(Stored dataset items)
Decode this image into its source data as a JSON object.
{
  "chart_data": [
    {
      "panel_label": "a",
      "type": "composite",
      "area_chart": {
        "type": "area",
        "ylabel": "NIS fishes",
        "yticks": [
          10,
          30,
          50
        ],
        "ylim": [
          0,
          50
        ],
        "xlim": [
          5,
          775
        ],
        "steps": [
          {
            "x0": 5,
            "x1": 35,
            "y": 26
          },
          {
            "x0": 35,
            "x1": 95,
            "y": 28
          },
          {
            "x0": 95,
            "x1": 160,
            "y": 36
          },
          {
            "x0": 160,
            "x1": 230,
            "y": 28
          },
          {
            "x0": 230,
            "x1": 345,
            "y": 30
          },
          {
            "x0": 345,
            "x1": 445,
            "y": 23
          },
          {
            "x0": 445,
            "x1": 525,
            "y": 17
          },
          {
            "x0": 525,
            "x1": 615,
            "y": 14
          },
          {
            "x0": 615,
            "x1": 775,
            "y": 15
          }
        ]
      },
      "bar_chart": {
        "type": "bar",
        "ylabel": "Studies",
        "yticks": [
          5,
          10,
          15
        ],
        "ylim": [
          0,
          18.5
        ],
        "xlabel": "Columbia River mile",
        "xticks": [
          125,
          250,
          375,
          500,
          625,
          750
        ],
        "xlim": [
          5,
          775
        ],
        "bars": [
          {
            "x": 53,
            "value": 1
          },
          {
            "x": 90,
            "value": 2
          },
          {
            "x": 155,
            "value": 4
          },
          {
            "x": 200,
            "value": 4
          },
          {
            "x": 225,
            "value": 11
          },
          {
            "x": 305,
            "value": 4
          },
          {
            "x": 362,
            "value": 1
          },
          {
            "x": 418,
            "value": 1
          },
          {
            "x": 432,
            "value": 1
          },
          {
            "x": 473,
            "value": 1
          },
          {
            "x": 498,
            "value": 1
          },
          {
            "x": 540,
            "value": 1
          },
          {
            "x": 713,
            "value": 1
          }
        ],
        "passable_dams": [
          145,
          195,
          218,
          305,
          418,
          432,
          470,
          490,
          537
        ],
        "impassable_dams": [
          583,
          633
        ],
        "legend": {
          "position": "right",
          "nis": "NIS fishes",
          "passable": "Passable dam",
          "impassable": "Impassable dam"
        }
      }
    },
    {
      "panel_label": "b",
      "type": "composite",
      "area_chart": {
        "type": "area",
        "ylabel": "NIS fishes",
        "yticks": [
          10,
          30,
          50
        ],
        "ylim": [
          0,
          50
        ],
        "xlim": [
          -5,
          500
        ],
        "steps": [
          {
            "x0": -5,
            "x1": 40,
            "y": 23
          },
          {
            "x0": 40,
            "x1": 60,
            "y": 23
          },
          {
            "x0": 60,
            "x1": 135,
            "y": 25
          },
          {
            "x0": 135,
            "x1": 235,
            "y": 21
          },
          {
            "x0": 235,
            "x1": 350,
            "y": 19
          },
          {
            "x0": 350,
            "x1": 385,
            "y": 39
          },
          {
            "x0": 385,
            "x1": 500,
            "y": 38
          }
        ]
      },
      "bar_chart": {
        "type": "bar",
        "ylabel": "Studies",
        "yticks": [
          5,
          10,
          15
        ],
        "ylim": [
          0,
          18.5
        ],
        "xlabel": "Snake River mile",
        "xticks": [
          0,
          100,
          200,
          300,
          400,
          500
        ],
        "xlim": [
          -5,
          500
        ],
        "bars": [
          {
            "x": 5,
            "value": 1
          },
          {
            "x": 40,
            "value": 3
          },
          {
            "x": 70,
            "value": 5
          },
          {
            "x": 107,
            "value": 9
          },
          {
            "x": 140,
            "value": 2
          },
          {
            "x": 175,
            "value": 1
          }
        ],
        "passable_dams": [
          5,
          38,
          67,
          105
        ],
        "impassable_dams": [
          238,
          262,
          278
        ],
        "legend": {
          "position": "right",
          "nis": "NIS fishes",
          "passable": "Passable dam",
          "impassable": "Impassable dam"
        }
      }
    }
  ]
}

:: What you are asked to do ::
Say, as a bare number, how many lines in the entries above include the string "xlabel".

:: Answer to the task ::
2